* [SET TASK]
Only the number is wanted: how many lines contain the word "Глава"?

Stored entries
[BEGIN]
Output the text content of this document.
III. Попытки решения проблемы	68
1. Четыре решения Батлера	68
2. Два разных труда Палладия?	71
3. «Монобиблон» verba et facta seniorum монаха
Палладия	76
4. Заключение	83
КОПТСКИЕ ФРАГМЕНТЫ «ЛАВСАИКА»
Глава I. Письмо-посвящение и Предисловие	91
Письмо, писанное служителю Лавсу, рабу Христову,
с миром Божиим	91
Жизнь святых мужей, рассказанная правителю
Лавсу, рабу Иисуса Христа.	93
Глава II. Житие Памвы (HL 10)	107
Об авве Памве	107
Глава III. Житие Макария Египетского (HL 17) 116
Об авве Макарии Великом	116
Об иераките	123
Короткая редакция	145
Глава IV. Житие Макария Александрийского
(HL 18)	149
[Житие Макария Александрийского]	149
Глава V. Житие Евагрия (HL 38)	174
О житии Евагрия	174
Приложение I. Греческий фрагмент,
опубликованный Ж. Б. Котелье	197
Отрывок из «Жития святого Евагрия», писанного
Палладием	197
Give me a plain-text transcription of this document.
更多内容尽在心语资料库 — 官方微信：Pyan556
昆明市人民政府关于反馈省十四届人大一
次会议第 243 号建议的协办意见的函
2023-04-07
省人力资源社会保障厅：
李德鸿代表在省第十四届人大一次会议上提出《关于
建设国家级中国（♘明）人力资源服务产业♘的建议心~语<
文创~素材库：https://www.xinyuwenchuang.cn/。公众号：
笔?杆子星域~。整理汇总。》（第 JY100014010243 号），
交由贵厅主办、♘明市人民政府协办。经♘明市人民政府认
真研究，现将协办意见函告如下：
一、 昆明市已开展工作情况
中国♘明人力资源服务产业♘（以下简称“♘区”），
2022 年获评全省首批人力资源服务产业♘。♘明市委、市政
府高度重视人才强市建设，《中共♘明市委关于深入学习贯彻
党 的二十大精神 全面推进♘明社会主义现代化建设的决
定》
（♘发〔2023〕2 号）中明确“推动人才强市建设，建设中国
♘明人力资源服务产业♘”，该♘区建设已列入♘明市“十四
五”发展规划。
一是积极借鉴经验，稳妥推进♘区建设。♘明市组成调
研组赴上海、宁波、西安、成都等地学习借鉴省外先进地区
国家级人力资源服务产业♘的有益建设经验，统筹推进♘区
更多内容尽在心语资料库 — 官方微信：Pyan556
[END]
[BEGIN]
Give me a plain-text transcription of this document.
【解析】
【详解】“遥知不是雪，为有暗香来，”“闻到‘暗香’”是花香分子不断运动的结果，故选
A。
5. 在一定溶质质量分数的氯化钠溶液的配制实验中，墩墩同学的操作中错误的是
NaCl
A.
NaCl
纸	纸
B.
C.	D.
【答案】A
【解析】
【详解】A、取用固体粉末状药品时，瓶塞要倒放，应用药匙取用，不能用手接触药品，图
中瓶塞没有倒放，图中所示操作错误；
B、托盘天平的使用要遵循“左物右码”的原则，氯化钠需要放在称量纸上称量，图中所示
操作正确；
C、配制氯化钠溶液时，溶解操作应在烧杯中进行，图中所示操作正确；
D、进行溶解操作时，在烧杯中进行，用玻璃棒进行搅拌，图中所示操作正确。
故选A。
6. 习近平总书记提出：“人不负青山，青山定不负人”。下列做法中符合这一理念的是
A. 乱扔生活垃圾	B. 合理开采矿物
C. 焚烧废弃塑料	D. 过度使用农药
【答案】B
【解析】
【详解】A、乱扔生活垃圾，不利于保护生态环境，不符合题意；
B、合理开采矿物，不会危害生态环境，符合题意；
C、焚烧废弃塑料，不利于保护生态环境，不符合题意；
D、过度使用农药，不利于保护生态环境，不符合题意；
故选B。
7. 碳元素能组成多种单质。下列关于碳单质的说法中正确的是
[END]
[BEGIN]
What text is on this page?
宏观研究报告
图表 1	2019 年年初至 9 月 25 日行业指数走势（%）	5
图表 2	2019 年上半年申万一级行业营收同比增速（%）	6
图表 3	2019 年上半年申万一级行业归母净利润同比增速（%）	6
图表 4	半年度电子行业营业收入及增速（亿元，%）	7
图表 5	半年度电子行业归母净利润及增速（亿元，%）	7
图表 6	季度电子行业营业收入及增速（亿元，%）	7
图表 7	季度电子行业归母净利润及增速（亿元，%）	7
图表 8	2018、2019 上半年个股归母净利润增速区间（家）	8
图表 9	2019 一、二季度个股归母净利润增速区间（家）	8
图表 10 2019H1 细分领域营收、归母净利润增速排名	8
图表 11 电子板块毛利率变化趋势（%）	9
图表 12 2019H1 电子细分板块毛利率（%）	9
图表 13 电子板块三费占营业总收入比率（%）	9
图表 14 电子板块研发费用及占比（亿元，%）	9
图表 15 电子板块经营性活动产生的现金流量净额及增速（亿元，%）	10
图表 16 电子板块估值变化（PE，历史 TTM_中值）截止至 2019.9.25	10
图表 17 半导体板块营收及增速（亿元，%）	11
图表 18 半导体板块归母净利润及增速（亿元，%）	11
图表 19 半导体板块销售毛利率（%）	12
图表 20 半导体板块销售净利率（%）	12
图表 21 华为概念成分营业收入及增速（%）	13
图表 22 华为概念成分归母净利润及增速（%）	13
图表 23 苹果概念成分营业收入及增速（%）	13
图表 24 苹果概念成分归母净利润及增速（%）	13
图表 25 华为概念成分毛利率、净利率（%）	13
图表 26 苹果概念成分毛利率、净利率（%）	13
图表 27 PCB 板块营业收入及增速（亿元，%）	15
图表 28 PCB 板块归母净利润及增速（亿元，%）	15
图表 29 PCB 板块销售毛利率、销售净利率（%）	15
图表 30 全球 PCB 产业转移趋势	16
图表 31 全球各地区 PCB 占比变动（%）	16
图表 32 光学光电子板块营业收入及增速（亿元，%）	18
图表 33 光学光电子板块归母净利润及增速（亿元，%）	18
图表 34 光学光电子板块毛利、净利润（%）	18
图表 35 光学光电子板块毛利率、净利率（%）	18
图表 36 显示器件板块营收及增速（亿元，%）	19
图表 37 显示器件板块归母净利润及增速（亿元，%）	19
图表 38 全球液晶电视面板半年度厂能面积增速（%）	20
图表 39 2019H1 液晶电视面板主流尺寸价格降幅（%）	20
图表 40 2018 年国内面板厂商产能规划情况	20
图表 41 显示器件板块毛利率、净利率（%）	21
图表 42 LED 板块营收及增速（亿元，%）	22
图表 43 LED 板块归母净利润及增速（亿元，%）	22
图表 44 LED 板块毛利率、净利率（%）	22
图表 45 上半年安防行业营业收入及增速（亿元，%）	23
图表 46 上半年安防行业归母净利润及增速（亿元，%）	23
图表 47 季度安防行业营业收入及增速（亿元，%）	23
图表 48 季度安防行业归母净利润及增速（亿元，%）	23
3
[END]
* [THE RESPONSE]
5